Records from a dataset:
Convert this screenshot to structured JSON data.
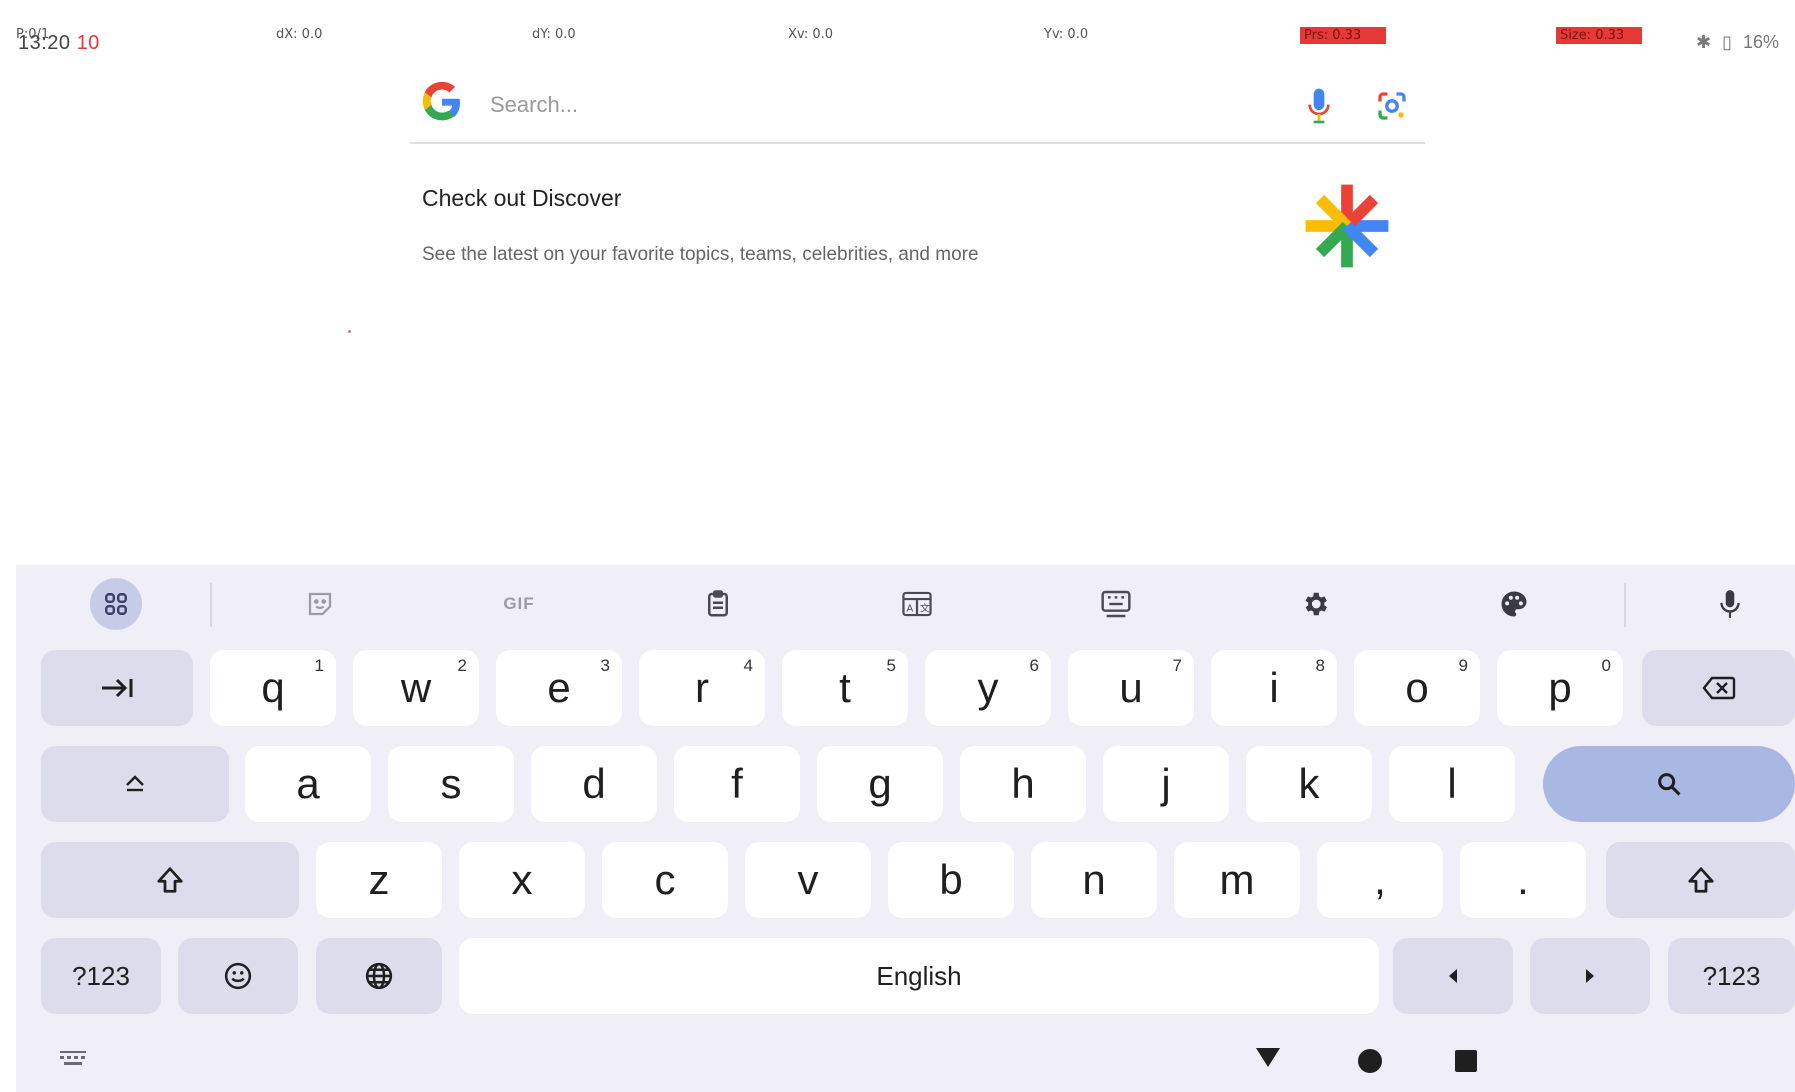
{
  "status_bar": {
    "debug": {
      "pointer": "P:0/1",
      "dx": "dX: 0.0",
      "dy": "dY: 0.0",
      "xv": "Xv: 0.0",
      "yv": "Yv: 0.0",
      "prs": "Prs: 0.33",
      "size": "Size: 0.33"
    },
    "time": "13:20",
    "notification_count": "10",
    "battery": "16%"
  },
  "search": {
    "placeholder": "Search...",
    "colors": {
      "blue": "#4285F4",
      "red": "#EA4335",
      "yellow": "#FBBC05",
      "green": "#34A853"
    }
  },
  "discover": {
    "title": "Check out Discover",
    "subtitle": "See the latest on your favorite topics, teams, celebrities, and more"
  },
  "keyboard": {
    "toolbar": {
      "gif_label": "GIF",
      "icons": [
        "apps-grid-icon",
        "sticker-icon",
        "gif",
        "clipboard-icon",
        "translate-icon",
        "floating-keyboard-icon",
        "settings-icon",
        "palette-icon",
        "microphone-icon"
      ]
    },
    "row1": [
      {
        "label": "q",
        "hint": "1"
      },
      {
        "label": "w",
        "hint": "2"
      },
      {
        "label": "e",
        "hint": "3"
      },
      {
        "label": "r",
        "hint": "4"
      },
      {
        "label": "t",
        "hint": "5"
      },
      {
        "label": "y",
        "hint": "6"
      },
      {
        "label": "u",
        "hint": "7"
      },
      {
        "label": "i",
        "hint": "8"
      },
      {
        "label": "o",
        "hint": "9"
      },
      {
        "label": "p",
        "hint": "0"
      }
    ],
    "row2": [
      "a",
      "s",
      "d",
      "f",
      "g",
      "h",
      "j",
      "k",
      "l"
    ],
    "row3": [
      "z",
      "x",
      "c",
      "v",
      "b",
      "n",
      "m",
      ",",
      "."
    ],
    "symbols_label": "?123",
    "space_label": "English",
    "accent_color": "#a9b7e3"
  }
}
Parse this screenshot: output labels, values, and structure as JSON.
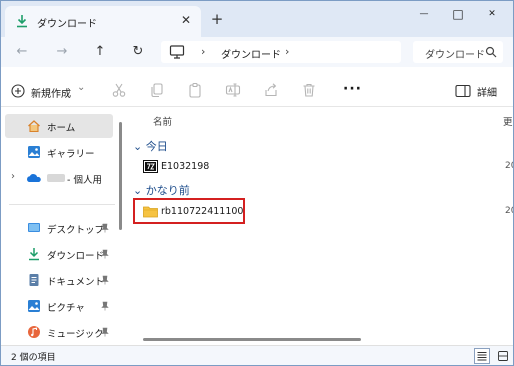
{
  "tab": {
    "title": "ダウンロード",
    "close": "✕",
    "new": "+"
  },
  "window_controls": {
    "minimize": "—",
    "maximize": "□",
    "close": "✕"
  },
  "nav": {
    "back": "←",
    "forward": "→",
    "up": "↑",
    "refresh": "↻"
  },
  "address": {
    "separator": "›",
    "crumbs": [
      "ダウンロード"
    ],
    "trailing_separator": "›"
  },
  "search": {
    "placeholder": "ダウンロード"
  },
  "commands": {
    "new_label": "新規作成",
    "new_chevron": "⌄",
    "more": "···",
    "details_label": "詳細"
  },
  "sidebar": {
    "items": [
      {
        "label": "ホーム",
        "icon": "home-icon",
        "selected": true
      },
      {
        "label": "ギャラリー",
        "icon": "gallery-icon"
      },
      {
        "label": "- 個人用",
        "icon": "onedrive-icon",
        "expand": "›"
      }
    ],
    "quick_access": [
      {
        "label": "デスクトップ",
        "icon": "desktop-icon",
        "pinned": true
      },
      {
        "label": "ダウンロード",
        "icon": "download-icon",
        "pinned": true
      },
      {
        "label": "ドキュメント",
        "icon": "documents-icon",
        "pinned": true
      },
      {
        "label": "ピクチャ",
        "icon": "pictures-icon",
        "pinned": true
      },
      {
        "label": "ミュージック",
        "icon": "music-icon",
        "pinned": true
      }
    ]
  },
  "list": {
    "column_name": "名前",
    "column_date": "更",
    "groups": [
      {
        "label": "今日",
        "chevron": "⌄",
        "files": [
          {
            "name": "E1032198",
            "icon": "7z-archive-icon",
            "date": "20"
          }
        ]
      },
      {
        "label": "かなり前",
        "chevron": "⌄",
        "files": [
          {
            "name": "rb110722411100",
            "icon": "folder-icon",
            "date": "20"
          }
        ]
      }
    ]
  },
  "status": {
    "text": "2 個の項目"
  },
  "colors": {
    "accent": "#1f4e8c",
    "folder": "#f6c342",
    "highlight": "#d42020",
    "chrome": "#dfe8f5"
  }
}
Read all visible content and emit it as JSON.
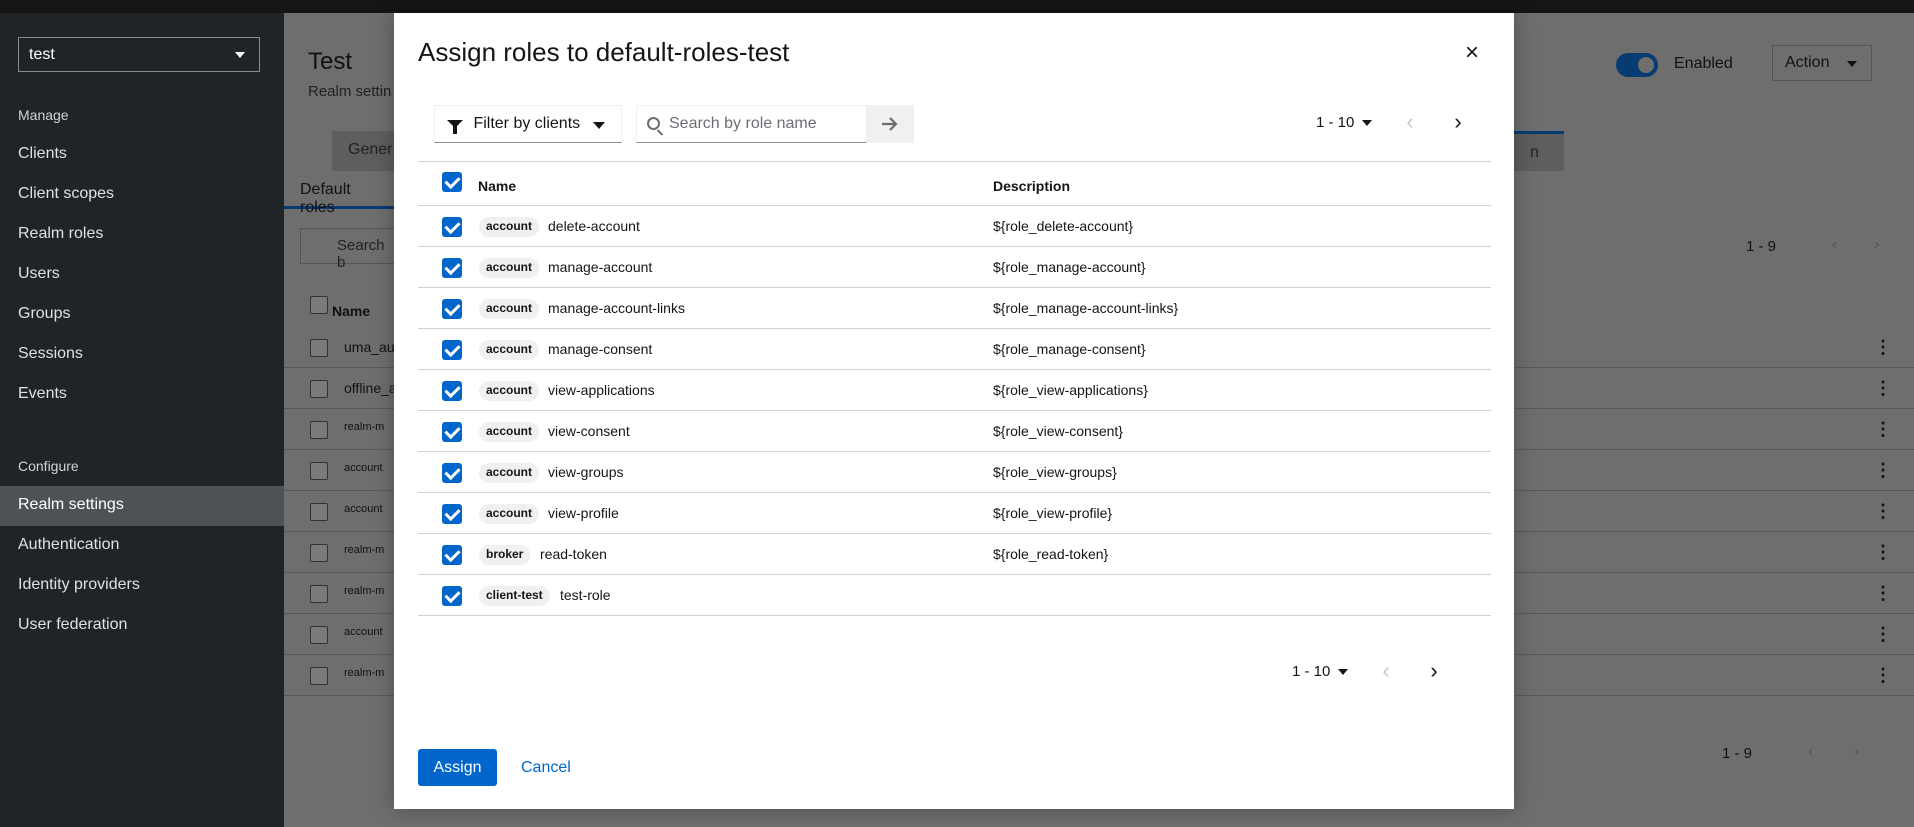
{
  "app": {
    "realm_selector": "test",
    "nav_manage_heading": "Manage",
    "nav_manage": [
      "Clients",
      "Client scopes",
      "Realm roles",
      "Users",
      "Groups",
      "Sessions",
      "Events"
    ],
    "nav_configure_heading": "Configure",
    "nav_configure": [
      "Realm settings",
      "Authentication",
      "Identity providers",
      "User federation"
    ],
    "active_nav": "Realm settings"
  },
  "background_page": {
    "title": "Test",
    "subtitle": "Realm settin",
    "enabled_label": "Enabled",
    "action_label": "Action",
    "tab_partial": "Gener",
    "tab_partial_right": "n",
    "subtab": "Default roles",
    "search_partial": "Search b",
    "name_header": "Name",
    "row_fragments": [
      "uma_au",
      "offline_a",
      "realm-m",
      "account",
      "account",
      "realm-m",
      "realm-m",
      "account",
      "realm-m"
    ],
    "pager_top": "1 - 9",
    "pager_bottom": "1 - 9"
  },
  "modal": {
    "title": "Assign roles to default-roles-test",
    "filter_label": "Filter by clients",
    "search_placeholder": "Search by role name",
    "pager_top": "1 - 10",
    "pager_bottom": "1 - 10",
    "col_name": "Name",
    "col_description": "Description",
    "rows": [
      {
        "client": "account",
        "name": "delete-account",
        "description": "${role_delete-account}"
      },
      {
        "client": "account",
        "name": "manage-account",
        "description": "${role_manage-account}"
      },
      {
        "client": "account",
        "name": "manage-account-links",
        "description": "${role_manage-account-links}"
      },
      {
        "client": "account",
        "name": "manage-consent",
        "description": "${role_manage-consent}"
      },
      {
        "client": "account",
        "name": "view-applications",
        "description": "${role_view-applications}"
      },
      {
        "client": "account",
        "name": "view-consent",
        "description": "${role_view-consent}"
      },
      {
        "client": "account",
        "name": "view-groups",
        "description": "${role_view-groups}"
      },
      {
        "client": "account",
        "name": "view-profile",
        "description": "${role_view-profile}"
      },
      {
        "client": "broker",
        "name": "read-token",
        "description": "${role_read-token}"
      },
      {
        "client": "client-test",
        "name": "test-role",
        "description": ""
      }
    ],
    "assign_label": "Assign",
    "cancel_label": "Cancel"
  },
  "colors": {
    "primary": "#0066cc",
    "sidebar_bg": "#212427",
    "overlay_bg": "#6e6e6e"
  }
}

# To do:
Without including any pictures, output all the entries above exactly.

# The result:
Convert this screenshot to structured JSON data.
{
  "status_bar": {
    "debug": {
      "pointer": "P:0/1",
      "dx": "dX: 0.0",
      "dy": "dY: 0.0",
      "xv": "Xv: 0.0",
      "yv": "Yv: 0.0",
      "prs": "Prs: 0.33",
      "size": "Size: 0.33"
    },
    "time": "13:20",
    "notification_count": "10",
    "battery": "16%"
  },
  "search": {
    "placeholder": "Search...",
    "colors": {
      "blue": "#4285F4",
      "red": "#EA4335",
      "yellow": "#FBBC05",
      "green": "#34A853"
    }
  },
  "discover": {
    "title": "Check out Discover",
    "subtitle": "See the latest on your favorite topics, teams, celebrities, and more"
  },
  "keyboard": {
    "toolbar": {
      "gif_label": "GIF",
      "icons": [
        "apps-grid-icon",
        "sticker-icon",
        "gif",
        "clipboard-icon",
        "translate-icon",
        "floating-keyboard-icon",
        "settings-icon",
        "palette-icon",
        "microphone-icon"
      ]
    },
    "row1": [
      {
        "label": "q",
        "hint": "1"
      },
      {
        "label": "w",
        "hint": "2"
      },
      {
        "label": "e",
        "hint": "3"
      },
      {
        "label": "r",
        "hint": "4"
      },
      {
        "label": "t",
        "hint": "5"
      },
      {
        "label": "y",
        "hint": "6"
      },
      {
        "label": "u",
        "hint": "7"
      },
      {
        "label": "i",
        "hint": "8"
      },
      {
        "label": "o",
        "hint": "9"
      },
      {
        "label": "p",
        "hint": "0"
      }
    ],
    "row2": [
      "a",
      "s",
      "d",
      "f",
      "g",
      "h",
      "j",
      "k",
      "l"
    ],
    "row3": [
      "z",
      "x",
      "c",
      "v",
      "b",
      "n",
      "m",
      ",",
      "."
    ],
    "symbols_label": "?123",
    "space_label": "English",
    "accent_color": "#a9b7e3"
  }
}
Parse this screenshot: output labels, values, and structure as JSON.
{
  "tab": {
    "title": "ダウンロード",
    "close": "✕",
    "new": "+"
  },
  "window_controls": {
    "minimize": "—",
    "maximize": "□",
    "close": "✕"
  },
  "nav": {
    "back": "←",
    "forward": "→",
    "up": "↑",
    "refresh": "↻"
  },
  "address": {
    "separator": "›",
    "crumbs": [
      "ダウンロード"
    ],
    "trailing_separator": "›"
  },
  "search": {
    "placeholder": "ダウンロード"
  },
  "commands": {
    "new_label": "新規作成",
    "new_chevron": "⌄",
    "more": "···",
    "details_label": "詳細"
  },
  "sidebar": {
    "items": [
      {
        "label": "ホーム",
        "icon": "home-icon",
        "selected": true
      },
      {
        "label": "ギャラリー",
        "icon": "gallery-icon"
      },
      {
        "label": "- 個人用",
        "icon": "onedrive-icon",
        "expand": "›"
      }
    ],
    "quick_access": [
      {
        "label": "デスクトップ",
        "icon": "desktop-icon",
        "pinned": true
      },
      {
        "label": "ダウンロード",
        "icon": "download-icon",
        "pinned": true
      },
      {
        "label": "ドキュメント",
        "icon": "documents-icon",
        "pinned": true
      },
      {
        "label": "ピクチャ",
        "icon": "pictures-icon",
        "pinned": true
      },
      {
        "label": "ミュージック",
        "icon": "music-icon",
        "pinned": true
      }
    ]
  },
  "list": {
    "column_name": "名前",
    "column_date": "更",
    "groups": [
      {
        "label": "今日",
        "chevron": "⌄",
        "files": [
          {
            "name": "E1032198",
            "icon": "7z-archive-icon",
            "date": "20"
          }
        ]
      },
      {
        "label": "かなり前",
        "chevron": "⌄",
        "files": [
          {
            "name": "rb110722411100",
            "icon": "folder-icon",
            "date": "20"
          }
        ]
      }
    ]
  },
  "status": {
    "text": "2 個の項目"
  },
  "colors": {
    "accent": "#1f4e8c",
    "folder": "#f6c342",
    "highlight": "#d42020",
    "chrome": "#dfe8f5"
  }
}
Read all visible content and emit it as JSON.
{
  "app": {
    "realm_selector": "test",
    "nav_manage_heading": "Manage",
    "nav_manage": [
      "Clients",
      "Client scopes",
      "Realm roles",
      "Users",
      "Groups",
      "Sessions",
      "Events"
    ],
    "nav_configure_heading": "Configure",
    "nav_configure": [
      "Realm settings",
      "Authentication",
      "Identity providers",
      "User federation"
    ],
    "active_nav": "Realm settings"
  },
  "background_page": {
    "title": "Test",
    "subtitle": "Realm settin",
    "enabled_label": "Enabled",
    "action_label": "Action",
    "tab_partial": "Gener",
    "tab_partial_right": "n",
    "subtab": "Default roles",
    "search_partial": "Search b",
    "name_header": "Name",
    "row_fragments": [
      "uma_au",
      "offline_a",
      "realm-m",
      "account",
      "account",
      "realm-m",
      "realm-m",
      "account",
      "realm-m"
    ],
    "pager_top": "1 - 9",
    "pager_bottom": "1 - 9"
  },
  "modal": {
    "title": "Assign roles to default-roles-test",
    "filter_label": "Filter by clients",
    "search_placeholder": "Search by role name",
    "pager_top": "1 - 10",
    "pager_bottom": "1 - 10",
    "col_name": "Name",
    "col_description": "Description",
    "rows": [
      {
        "client": "account",
        "name": "delete-account",
        "description": "${role_delete-account}"
      },
      {
        "client": "account",
        "name": "manage-account",
        "description": "${role_manage-account}"
      },
      {
        "client": "account",
        "name": "manage-account-links",
        "description": "${role_manage-account-links}"
      },
      {
        "client": "account",
        "name": "manage-consent",
        "description": "${role_manage-consent}"
      },
      {
        "client": "account",
        "name": "view-applications",
        "description": "${role_view-applications}"
      },
      {
        "client": "account",
        "name": "view-consent",
        "description": "${role_view-consent}"
      },
      {
        "client": "account",
        "name": "view-groups",
        "description": "${role_view-groups}"
      },
      {
        "client": "account",
        "name": "view-profile",
        "description": "${role_view-profile}"
      },
      {
        "client": "broker",
        "name": "read-token",
        "description": "${role_read-token}"
      },
      {
        "client": "client-test",
        "name": "test-role",
        "description": ""
      }
    ],
    "assign_label": "Assign",
    "cancel_label": "Cancel"
  },
  "colors": {
    "primary": "#0066cc",
    "sidebar_bg": "#212427",
    "overlay_bg": "#6e6e6e"
  }
}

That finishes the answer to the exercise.